[start]
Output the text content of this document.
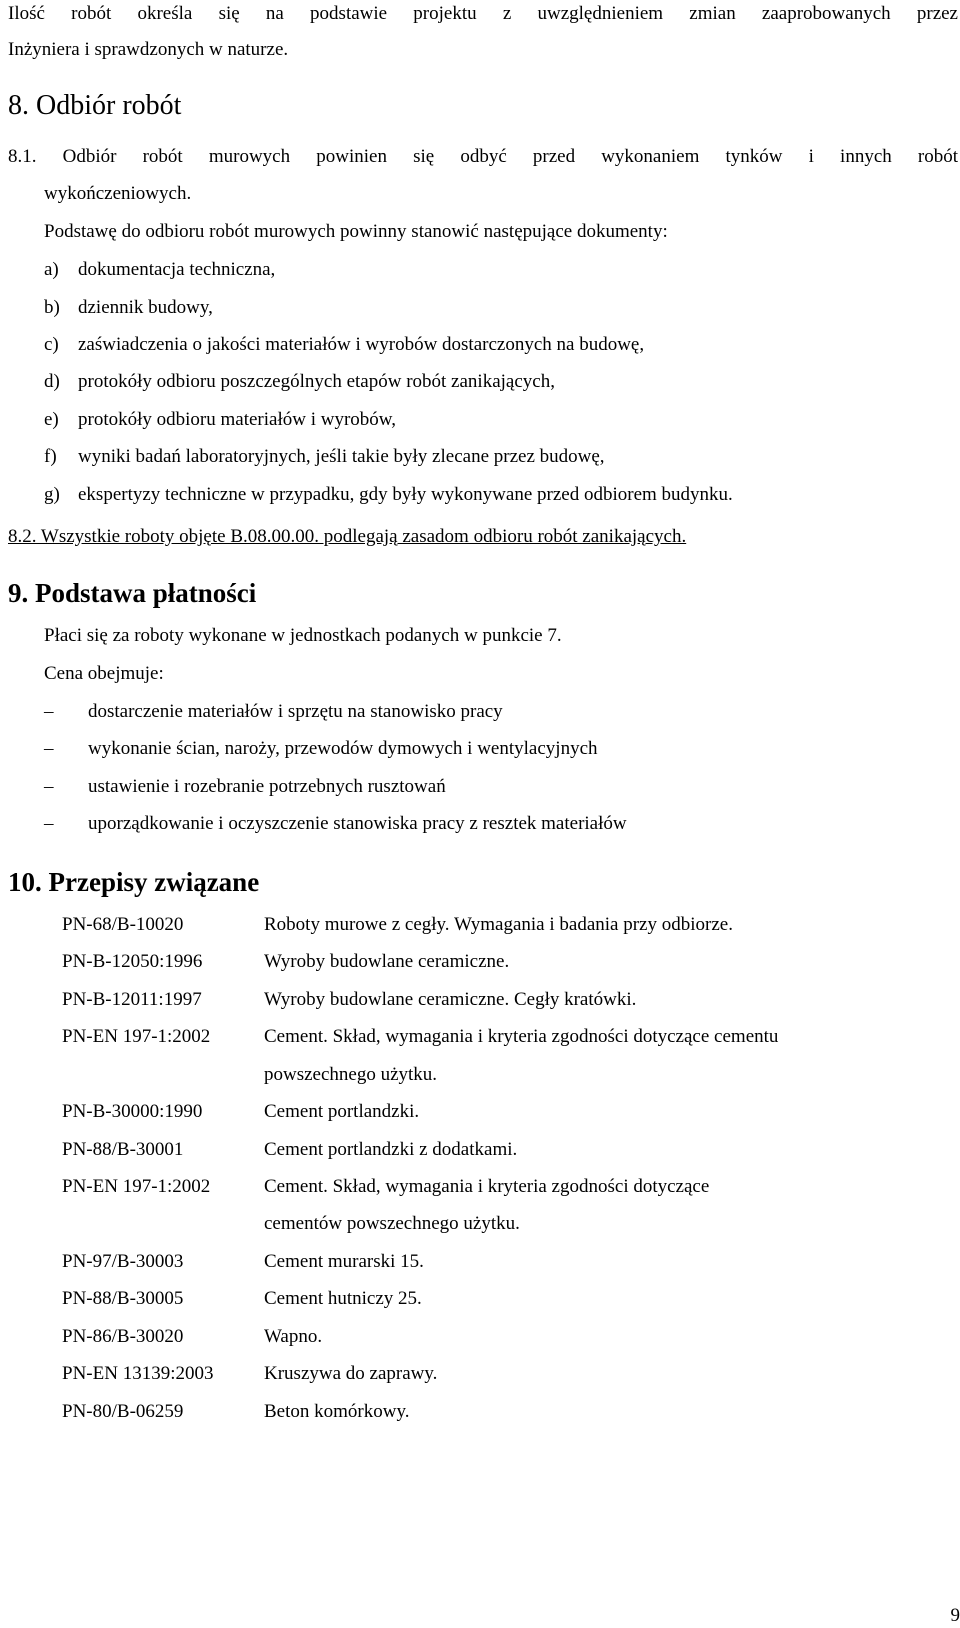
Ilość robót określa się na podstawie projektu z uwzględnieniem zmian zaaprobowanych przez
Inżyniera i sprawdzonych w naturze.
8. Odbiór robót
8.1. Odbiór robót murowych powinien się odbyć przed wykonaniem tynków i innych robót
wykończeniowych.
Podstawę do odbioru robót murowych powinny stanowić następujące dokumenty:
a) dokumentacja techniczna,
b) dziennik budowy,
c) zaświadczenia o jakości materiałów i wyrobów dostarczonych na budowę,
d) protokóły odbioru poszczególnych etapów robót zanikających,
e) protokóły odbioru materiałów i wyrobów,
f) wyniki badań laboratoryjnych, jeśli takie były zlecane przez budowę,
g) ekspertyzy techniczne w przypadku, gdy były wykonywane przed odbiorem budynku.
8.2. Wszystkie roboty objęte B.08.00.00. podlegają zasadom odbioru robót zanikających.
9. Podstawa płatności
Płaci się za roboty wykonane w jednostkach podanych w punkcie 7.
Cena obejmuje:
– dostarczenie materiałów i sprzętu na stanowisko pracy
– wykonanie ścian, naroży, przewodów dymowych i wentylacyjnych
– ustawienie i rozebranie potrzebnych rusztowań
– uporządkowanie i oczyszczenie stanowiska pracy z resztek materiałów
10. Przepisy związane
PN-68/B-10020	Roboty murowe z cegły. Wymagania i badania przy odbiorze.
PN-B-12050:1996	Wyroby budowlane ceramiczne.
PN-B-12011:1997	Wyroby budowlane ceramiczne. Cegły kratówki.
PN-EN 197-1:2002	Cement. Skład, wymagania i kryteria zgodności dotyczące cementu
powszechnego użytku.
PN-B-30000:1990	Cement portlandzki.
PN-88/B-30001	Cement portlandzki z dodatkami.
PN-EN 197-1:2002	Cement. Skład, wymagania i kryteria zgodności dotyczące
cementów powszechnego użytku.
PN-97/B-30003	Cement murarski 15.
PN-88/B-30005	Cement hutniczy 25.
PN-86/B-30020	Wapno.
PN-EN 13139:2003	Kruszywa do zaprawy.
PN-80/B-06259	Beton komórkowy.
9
[end]
[start]
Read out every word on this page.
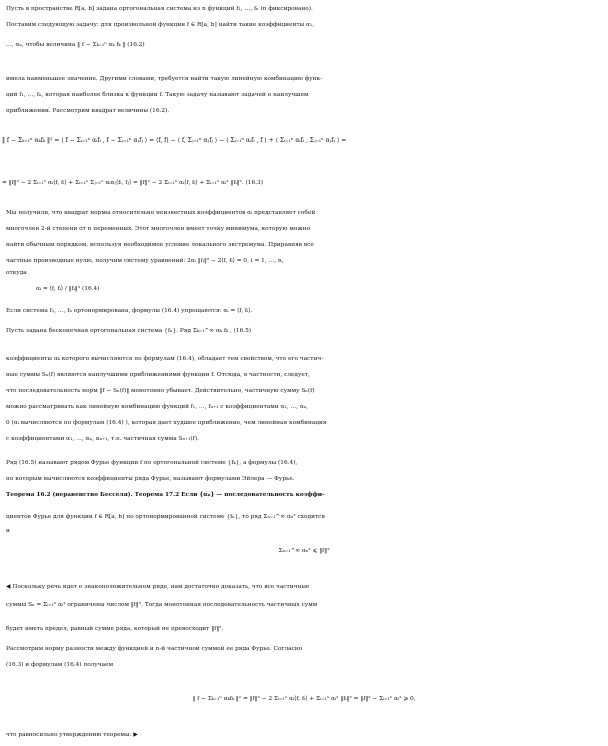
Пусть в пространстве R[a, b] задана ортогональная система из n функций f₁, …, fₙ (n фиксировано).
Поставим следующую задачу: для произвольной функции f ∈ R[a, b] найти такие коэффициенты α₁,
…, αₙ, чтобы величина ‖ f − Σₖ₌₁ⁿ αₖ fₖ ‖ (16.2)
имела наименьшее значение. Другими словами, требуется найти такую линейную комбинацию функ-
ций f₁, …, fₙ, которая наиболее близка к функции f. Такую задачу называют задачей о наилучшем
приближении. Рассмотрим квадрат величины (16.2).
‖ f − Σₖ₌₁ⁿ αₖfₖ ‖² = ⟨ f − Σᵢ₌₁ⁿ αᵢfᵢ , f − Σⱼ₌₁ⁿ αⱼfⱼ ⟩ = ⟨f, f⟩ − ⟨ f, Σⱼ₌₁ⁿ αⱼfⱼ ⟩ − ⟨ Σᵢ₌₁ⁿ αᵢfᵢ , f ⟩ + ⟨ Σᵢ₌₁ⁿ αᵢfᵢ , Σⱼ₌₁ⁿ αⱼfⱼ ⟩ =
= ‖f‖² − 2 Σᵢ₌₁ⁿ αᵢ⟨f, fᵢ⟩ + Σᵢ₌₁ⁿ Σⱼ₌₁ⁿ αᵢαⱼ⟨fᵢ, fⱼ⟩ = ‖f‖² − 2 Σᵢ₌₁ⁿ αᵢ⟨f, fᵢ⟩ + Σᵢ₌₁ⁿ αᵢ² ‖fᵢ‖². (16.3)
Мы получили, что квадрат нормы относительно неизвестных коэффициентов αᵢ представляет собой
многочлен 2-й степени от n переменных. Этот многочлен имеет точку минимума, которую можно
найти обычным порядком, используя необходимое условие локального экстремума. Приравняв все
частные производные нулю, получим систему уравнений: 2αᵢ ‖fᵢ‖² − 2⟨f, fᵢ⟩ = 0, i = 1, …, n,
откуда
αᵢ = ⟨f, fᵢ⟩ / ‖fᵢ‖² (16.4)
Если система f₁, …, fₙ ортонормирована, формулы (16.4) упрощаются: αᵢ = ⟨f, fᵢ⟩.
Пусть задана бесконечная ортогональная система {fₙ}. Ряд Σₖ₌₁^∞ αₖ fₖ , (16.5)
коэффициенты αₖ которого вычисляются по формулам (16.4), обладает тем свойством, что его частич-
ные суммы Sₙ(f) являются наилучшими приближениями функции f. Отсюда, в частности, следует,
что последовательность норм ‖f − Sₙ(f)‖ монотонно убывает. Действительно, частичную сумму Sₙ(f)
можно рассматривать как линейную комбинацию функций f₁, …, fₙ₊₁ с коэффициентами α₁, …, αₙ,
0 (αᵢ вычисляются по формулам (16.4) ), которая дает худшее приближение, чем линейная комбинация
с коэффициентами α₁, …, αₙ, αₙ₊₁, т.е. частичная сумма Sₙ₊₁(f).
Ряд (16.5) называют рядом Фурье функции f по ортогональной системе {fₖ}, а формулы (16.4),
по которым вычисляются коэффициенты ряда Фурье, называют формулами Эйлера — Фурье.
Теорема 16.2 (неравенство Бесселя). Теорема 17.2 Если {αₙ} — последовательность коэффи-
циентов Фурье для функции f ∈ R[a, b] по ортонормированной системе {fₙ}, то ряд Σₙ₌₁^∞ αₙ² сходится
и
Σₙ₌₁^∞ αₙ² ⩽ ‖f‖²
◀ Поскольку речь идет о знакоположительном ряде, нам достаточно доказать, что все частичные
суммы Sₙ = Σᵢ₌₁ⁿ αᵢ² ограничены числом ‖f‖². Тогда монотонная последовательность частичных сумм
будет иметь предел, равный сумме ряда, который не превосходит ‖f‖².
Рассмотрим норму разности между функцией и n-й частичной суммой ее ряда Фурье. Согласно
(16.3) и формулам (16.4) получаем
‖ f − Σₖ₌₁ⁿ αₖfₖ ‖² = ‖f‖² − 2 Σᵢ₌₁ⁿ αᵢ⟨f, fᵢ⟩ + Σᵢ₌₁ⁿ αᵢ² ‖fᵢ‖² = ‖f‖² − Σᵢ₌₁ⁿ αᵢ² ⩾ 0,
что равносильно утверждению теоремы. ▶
[end]
WHAT THE TASK ASKS.
Only lines that contain the word "dotyczące" are wanted; copy each of them.

PROBLEM SOLUTION.
PN-EN 197-1:2002	Cement. Skład, wymagania i kryteria zgodności dotyczące cementu
PN-EN 197-1:2002	Cement. Skład, wymagania i kryteria zgodności dotyczące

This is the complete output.